> **Task requirements**
From the listing below, extract every line in which the word "JSON" appears.

# Data rows start

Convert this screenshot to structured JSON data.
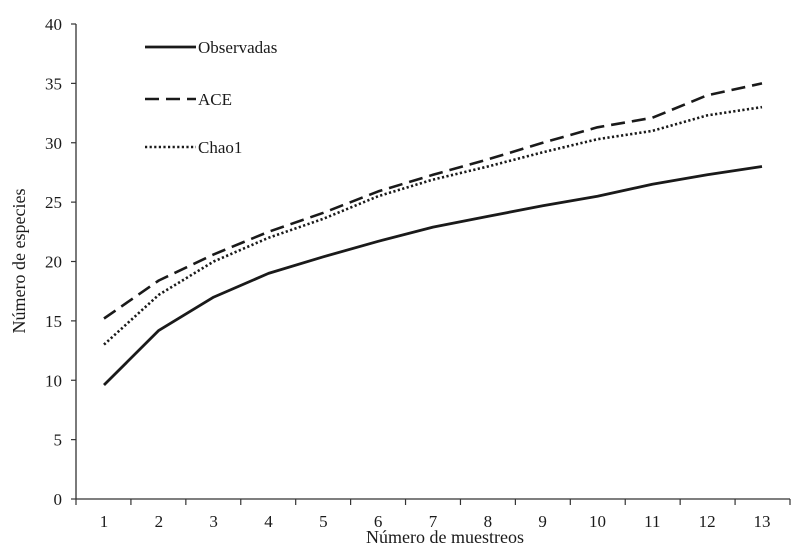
{
  "chart_data": {
    "type": "line",
    "title": "",
    "xlabel": "Número de muestreos",
    "ylabel": "Número de especies",
    "x": [
      1,
      2,
      3,
      4,
      5,
      6,
      7,
      8,
      9,
      10,
      11,
      12,
      13
    ],
    "x_ticks": [
      "1",
      "2",
      "3",
      "4",
      "5",
      "6",
      "7",
      "8",
      "9",
      "10",
      "11",
      "12",
      "13"
    ],
    "y_ticks": [
      "0",
      "5",
      "10",
      "15",
      "20",
      "25",
      "30",
      "35",
      "40"
    ],
    "ylim": [
      0,
      40
    ],
    "grid": false,
    "legend_position": "top-left",
    "series": [
      {
        "name": "Observadas",
        "style": "solid",
        "color": "#1a1a1a",
        "values": [
          9.6,
          14.2,
          17.0,
          19.0,
          20.4,
          21.7,
          22.9,
          23.8,
          24.7,
          25.5,
          26.5,
          27.3,
          28.0
        ]
      },
      {
        "name": "ACE",
        "style": "dashed",
        "color": "#1a1a1a",
        "values": [
          15.2,
          18.4,
          20.6,
          22.5,
          24.1,
          25.9,
          27.3,
          28.6,
          30.0,
          31.3,
          32.1,
          34.0,
          35.0
        ]
      },
      {
        "name": "Chao1",
        "style": "dotted",
        "color": "#1a1a1a",
        "values": [
          13.0,
          17.2,
          20.0,
          22.0,
          23.6,
          25.5,
          26.9,
          28.0,
          29.2,
          30.3,
          31.0,
          32.3,
          33.0
        ]
      }
    ]
  }
}
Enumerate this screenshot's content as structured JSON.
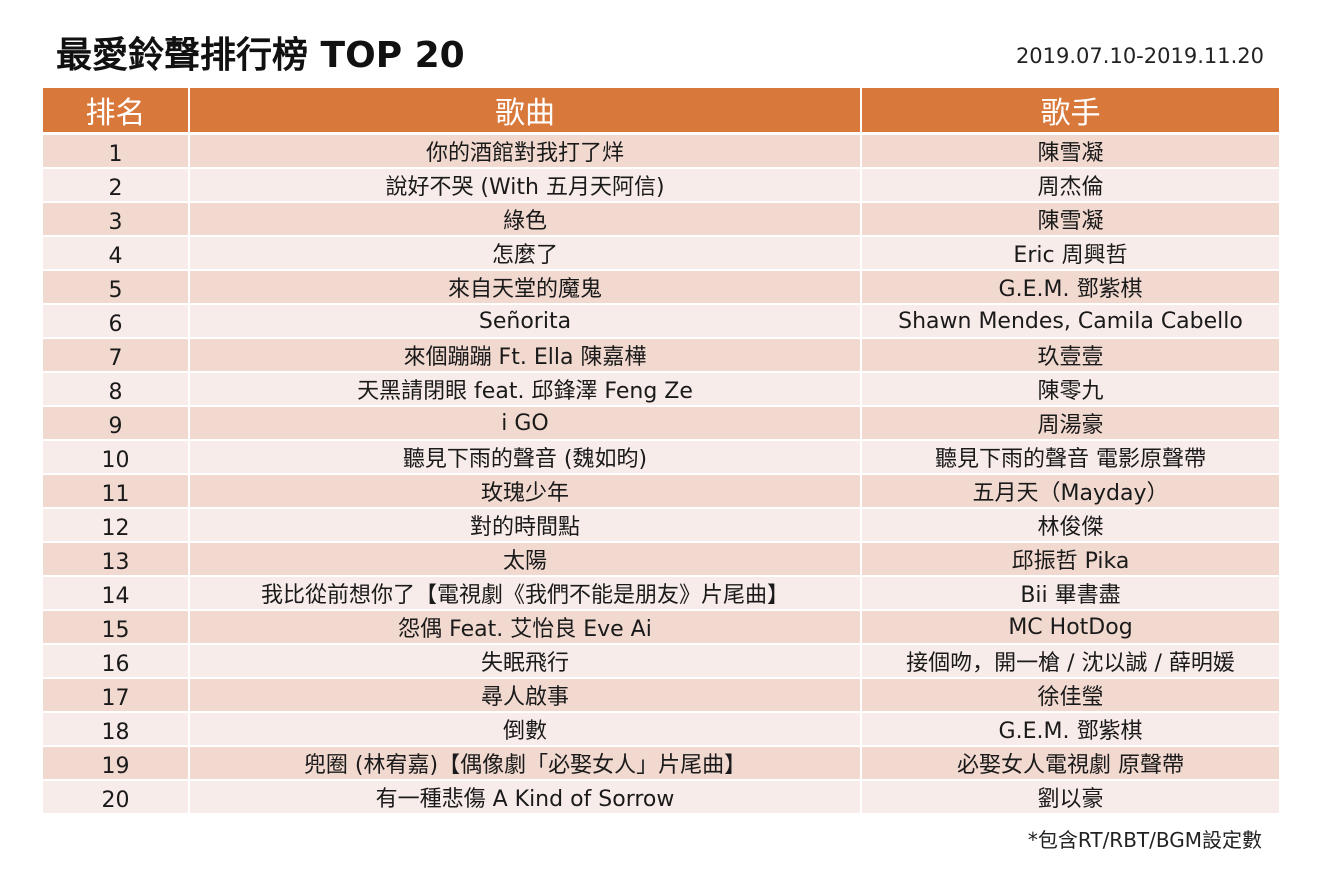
{
  "header": {
    "title": "最愛鈴聲排行榜 TOP 20",
    "date_range": "2019.07.10-2019.11.20"
  },
  "table": {
    "columns": [
      "排名",
      "歌曲",
      "歌手"
    ],
    "rows": [
      {
        "rank": "1",
        "song": "你的酒館對我打了烊",
        "artist": "陳雪凝"
      },
      {
        "rank": "2",
        "song": "說好不哭 (With 五月天阿信)",
        "artist": "周杰倫"
      },
      {
        "rank": "3",
        "song": "綠色",
        "artist": "陳雪凝"
      },
      {
        "rank": "4",
        "song": "怎麼了",
        "artist": "Eric 周興哲"
      },
      {
        "rank": "5",
        "song": "來自天堂的魔鬼",
        "artist": "G.E.M. 鄧紫棋"
      },
      {
        "rank": "6",
        "song": "Señorita",
        "artist": "Shawn Mendes, Camila Cabello"
      },
      {
        "rank": "7",
        "song": "來個蹦蹦 Ft. Ella 陳嘉樺",
        "artist": "玖壹壹"
      },
      {
        "rank": "8",
        "song": "天黑請閉眼 feat. 邱鋒澤 Feng Ze",
        "artist": "陳零九"
      },
      {
        "rank": "9",
        "song": "i GO",
        "artist": "周湯豪"
      },
      {
        "rank": "10",
        "song": "聽見下雨的聲音 (魏如昀)",
        "artist": "聽見下雨的聲音 電影原聲帶"
      },
      {
        "rank": "11",
        "song": "玫瑰少年",
        "artist": "五月天（Mayday）"
      },
      {
        "rank": "12",
        "song": "對的時間點",
        "artist": "林俊傑"
      },
      {
        "rank": "13",
        "song": "太陽",
        "artist": "邱振哲 Pika"
      },
      {
        "rank": "14",
        "song": "我比從前想你了【電視劇《我們不能是朋友》片尾曲】",
        "artist": "Bii 畢書盡"
      },
      {
        "rank": "15",
        "song": "怨偶 Feat. 艾怡良 Eve Ai",
        "artist": "MC HotDog"
      },
      {
        "rank": "16",
        "song": "失眠飛行",
        "artist": "接個吻，開一槍 / 沈以誠 / 薛明媛"
      },
      {
        "rank": "17",
        "song": "尋人啟事",
        "artist": "徐佳瑩"
      },
      {
        "rank": "18",
        "song": "倒數",
        "artist": "G.E.M. 鄧紫棋"
      },
      {
        "rank": "19",
        "song": "兜圈 (林宥嘉)【偶像劇「必娶女人」片尾曲】",
        "artist": "必娶女人電視劇 原聲帶"
      },
      {
        "rank": "20",
        "song": "有一種悲傷 A Kind of Sorrow",
        "artist": "劉以豪"
      }
    ]
  },
  "footnote": "*包含RT/RBT/BGM設定數",
  "colors": {
    "header_bg": "#d9783b",
    "row_odd": "#f1d9d0",
    "row_even": "#f8ecea"
  }
}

# Data rows end

> **Correct result**
Convert this screenshot to structured JSON data.
Enumerate this screenshot's content as structured JSON.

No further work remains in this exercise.